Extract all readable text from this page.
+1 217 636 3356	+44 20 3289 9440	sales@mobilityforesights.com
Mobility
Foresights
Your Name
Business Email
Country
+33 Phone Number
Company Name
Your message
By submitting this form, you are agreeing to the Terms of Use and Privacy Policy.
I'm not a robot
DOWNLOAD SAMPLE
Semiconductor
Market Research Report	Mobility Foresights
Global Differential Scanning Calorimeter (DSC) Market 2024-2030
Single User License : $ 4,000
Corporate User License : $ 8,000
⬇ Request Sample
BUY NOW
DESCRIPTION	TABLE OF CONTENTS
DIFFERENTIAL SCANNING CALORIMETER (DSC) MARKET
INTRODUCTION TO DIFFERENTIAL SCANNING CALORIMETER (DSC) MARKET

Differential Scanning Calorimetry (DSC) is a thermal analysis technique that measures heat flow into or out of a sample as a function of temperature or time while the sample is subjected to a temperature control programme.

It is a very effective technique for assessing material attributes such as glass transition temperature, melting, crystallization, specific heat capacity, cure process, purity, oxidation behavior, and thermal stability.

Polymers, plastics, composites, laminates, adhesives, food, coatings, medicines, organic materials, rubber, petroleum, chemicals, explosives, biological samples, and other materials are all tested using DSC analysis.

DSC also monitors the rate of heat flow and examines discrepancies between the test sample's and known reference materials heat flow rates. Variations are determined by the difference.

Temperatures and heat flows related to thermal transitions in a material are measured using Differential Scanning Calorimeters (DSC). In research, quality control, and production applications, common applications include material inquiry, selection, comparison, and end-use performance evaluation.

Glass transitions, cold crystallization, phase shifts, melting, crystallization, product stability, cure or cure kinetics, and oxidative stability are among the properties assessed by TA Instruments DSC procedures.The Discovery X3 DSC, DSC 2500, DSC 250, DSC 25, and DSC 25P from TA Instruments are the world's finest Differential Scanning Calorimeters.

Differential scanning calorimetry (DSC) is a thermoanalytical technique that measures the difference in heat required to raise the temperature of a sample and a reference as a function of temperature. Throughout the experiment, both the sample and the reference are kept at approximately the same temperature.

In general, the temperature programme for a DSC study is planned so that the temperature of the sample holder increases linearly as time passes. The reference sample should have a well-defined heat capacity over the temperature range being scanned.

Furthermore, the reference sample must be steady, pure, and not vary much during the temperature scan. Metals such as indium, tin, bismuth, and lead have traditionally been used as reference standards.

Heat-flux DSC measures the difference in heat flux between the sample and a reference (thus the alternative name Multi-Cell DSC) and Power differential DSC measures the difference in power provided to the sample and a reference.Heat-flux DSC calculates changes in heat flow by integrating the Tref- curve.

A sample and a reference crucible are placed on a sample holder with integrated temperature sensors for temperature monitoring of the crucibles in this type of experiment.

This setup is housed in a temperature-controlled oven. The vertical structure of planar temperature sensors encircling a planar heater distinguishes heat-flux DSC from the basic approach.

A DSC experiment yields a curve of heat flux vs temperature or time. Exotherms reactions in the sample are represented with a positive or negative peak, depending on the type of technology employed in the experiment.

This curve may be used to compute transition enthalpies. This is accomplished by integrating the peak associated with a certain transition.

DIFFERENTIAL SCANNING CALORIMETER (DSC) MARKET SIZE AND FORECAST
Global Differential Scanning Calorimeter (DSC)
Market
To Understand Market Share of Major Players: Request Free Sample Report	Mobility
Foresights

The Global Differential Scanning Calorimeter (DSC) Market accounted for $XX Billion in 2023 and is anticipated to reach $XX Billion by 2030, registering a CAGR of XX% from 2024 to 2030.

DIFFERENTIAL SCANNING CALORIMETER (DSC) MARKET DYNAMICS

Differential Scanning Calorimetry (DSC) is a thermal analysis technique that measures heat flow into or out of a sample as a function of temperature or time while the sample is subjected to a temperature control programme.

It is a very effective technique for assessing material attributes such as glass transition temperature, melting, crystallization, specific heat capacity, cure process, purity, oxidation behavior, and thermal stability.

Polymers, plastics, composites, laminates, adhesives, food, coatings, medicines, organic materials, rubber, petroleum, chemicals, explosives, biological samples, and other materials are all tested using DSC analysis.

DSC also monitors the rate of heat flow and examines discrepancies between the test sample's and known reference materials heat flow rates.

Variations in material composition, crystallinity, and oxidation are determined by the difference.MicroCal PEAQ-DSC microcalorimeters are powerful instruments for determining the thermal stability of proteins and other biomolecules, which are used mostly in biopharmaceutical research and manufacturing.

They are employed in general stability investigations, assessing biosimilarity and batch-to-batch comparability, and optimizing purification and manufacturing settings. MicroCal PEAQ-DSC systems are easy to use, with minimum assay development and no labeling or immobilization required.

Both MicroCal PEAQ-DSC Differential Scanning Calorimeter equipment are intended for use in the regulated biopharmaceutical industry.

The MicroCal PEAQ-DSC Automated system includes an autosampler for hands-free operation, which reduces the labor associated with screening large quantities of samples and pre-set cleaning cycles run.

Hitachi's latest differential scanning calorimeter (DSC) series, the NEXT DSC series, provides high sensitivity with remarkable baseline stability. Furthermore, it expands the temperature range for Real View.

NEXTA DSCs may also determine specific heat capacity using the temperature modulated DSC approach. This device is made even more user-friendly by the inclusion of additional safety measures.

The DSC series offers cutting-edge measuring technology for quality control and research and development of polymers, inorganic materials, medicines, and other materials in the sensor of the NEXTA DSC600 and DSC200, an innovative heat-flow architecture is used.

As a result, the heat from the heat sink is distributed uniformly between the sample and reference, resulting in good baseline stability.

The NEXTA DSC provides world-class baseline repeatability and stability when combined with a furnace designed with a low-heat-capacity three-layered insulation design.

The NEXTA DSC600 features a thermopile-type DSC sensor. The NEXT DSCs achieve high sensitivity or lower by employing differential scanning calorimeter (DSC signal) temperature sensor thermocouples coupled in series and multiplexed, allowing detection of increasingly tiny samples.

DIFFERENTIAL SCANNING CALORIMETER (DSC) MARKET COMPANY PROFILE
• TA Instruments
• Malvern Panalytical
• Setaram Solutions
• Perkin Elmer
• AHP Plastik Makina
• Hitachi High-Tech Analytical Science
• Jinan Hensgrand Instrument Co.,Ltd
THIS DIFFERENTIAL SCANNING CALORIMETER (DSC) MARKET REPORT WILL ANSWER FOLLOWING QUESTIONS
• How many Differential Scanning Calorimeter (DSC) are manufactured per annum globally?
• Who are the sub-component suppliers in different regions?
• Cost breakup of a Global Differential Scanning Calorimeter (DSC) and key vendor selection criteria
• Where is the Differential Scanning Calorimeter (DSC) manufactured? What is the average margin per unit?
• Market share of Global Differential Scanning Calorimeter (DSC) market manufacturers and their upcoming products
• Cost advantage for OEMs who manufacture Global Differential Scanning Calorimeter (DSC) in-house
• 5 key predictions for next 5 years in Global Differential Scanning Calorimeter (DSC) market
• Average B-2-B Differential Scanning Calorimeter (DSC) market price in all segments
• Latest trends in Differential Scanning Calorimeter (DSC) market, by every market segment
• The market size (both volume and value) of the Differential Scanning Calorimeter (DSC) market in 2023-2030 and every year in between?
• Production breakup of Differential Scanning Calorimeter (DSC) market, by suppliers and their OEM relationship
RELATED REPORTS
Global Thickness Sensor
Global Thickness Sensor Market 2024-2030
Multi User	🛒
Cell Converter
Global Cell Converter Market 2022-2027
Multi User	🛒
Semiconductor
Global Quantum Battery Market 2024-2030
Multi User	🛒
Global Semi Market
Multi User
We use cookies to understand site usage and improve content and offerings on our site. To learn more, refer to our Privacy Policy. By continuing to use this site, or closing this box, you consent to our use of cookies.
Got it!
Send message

----

* WHAT YOU NEED TO DO *
Recopy the whole listing exactly.

* TASK RESULT *
Extract all readable text from this page.
+1 217 636 3356	+44 20 3289 9440	sales@mobilityforesights.com
Mobility
Foresights
Your Name
Business Email
Country
+33 Phone Number
Company Name
Your message
By submitting this form, you are agreeing to the Terms of Use and Privacy Policy.
I'm not a robot
DOWNLOAD SAMPLE
Semiconductor
Market Research Report	Mobility Foresights
Global Differential Scanning Calorimeter (DSC) Market 2024-2030
Single User License : $ 4,000
Corporate User License : $ 8,000
⬇ Request Sample
BUY NOW
DESCRIPTION	TABLE OF CONTENTS
DIFFERENTIAL SCANNING CALORIMETER (DSC) MARKET
INTRODUCTION TO DIFFERENTIAL SCANNING CALORIMETER (DSC) MARKET

Differential Scanning Calorimetry (DSC) is a thermal analysis technique that measures heat flow into or out of a sample as a function of temperature or time while the sample is subjected to a temperature control programme.

It is a very effective technique for assessing material attributes such as glass transition temperature, melting, crystallization, specific heat capacity, cure process, purity, oxidation behavior, and thermal stability.

Polymers, plastics, composites, laminates, adhesives, food, coatings, medicines, organic materials, rubber, petroleum, chemicals, explosives, biological samples, and other materials are all tested using DSC analysis.

DSC also monitors the rate of heat flow and examines discrepancies between the test sample's and known reference materials heat flow rates. Variations are determined by the difference.

Temperatures and heat flows related to thermal transitions in a material are measured using Differential Scanning Calorimeters (DSC). In research, quality control, and production applications, common applications include material inquiry, selection, comparison, and end-use performance evaluation.

Glass transitions, cold crystallization, phase shifts, melting, crystallization, product stability, cure or cure kinetics, and oxidative stability are among the properties assessed by TA Instruments DSC procedures.The Discovery X3 DSC, DSC 2500, DSC 250, DSC 25, and DSC 25P from TA Instruments are the world's finest Differential Scanning Calorimeters.

Differential scanning calorimetry (DSC) is a thermoanalytical technique that measures the difference in heat required to raise the temperature of a sample and a reference as a function of temperature. Throughout the experiment, both the sample and the reference are kept at approximately the same temperature.

In general, the temperature programme for a DSC study is planned so that the temperature of the sample holder increases linearly as time passes. The reference sample should have a well-defined heat capacity over the temperature range being scanned.

Furthermore, the reference sample must be steady, pure, and not vary much during the temperature scan. Metals such as indium, tin, bismuth, and lead have traditionally been used as reference standards.

Heat-flux DSC measures the difference in heat flux between the sample and a reference (thus the alternative name Multi-Cell DSC) and Power differential DSC measures the difference in power provided to the sample and a reference.Heat-flux DSC calculates changes in heat flow by integrating the Tref- curve.

A sample and a reference crucible are placed on a sample holder with integrated temperature sensors for temperature monitoring of the crucibles in this type of experiment.

This setup is housed in a temperature-controlled oven. The vertical structure of planar temperature sensors encircling a planar heater distinguishes heat-flux DSC from the basic approach.

A DSC experiment yields a curve of heat flux vs temperature or time. Exotherms reactions in the sample are represented with a positive or negative peak, depending on the type of technology employed in the experiment.

This curve may be used to compute transition enthalpies. This is accomplished by integrating the peak associated with a certain transition.

DIFFERENTIAL SCANNING CALORIMETER (DSC) MARKET SIZE AND FORECAST
Global Differential Scanning Calorimeter (DSC)
Market
To Understand Market Share of Major Players: Request Free Sample Report	Mobility
Foresights

The Global Differential Scanning Calorimeter (DSC) Market accounted for $XX Billion in 2023 and is anticipated to reach $XX Billion by 2030, registering a CAGR of XX% from 2024 to 2030.

DIFFERENTIAL SCANNING CALORIMETER (DSC) MARKET DYNAMICS

Differential Scanning Calorimetry (DSC) is a thermal analysis technique that measures heat flow into or out of a sample as a function of temperature or time while the sample is subjected to a temperature control programme.

It is a very effective technique for assessing material attributes such as glass transition temperature, melting, crystallization, specific heat capacity, cure process, purity, oxidation behavior, and thermal stability.

Polymers, plastics, composites, laminates, adhesives, food, coatings, medicines, organic materials, rubber, petroleum, chemicals, explosives, biological samples, and other materials are all tested using DSC analysis.

DSC also monitors the rate of heat flow and examines discrepancies between the test sample's and known reference materials heat flow rates.

Variations in material composition, crystallinity, and oxidation are determined by the difference.MicroCal PEAQ-DSC microcalorimeters are powerful instruments for determining the thermal stability of proteins and other biomolecules, which are used mostly in biopharmaceutical research and manufacturing.

They are employed in general stability investigations, assessing biosimilarity and batch-to-batch comparability, and optimizing purification and manufacturing settings. MicroCal PEAQ-DSC systems are easy to use, with minimum assay development and no labeling or immobilization required.

Both MicroCal PEAQ-DSC Differential Scanning Calorimeter equipment are intended for use in the regulated biopharmaceutical industry.

The MicroCal PEAQ-DSC Automated system includes an autosampler for hands-free operation, which reduces the labor associated with screening large quantities of samples and pre-set cleaning cycles run.

Hitachi's latest differential scanning calorimeter (DSC) series, the NEXT DSC series, provides high sensitivity with remarkable baseline stability. Furthermore, it expands the temperature range for Real View.

NEXTA DSCs may also determine specific heat capacity using the temperature modulated DSC approach. This device is made even more user-friendly by the inclusion of additional safety measures.

The DSC series offers cutting-edge measuring technology for quality control and research and development of polymers, inorganic materials, medicines, and other materials in the sensor of the NEXTA DSC600 and DSC200, an innovative heat-flow architecture is used.

As a result, the heat from the heat sink is distributed uniformly between the sample and reference, resulting in good baseline stability.

The NEXTA DSC provides world-class baseline repeatability and stability when combined with a furnace designed with a low-heat-capacity three-layered insulation design.

The NEXTA DSC600 features a thermopile-type DSC sensor. The NEXT DSCs achieve high sensitivity or lower by employing differential scanning calorimeter (DSC signal) temperature sensor thermocouples coupled in series and multiplexed, allowing detection of increasingly tiny samples.

DIFFERENTIAL SCANNING CALORIMETER (DSC) MARKET COMPANY PROFILE
• TA Instruments
• Malvern Panalytical
• Setaram Solutions
• Perkin Elmer
• AHP Plastik Makina
• Hitachi High-Tech Analytical Science
• Jinan Hensgrand Instrument Co.,Ltd
THIS DIFFERENTIAL SCANNING CALORIMETER (DSC) MARKET REPORT WILL ANSWER FOLLOWING QUESTIONS
• How many Differential Scanning Calorimeter (DSC) are manufactured per annum globally?
• Who are the sub-component suppliers in different regions?
• Cost breakup of a Global Differential Scanning Calorimeter (DSC) and key vendor selection criteria
• Where is the Differential Scanning Calorimeter (DSC) manufactured? What is the average margin per unit?
• Market share of Global Differential Scanning Calorimeter (DSC) market manufacturers and their upcoming products
• Cost advantage for OEMs who manufacture Global Differential Scanning Calorimeter (DSC) in-house
• 5 key predictions for next 5 years in Global Differential Scanning Calorimeter (DSC) market
• Average B-2-B Differential Scanning Calorimeter (DSC) market price in all segments
• Latest trends in Differential Scanning Calorimeter (DSC) market, by every market segment
• The market size (both volume and value) of the Differential Scanning Calorimeter (DSC) market in 2023-2030 and every year in between?
• Production breakup of Differential Scanning Calorimeter (DSC) market, by suppliers and their OEM relationship
RELATED REPORTS
Global Thickness Sensor
Global Thickness Sensor Market 2024-2030
Multi User	🛒
Cell Converter
Global Cell Converter Market 2022-2027
Multi User	🛒
Semiconductor
Global Quantum Battery Market 2024-2030
Multi User	🛒
Global Semi Market
Multi User
We use cookies to understand site usage and improve content and offerings on our site. To learn more, refer to our Privacy Policy. By continuing to use this site, or closing this box, you consent to our use of cookies.
Got it!
Send message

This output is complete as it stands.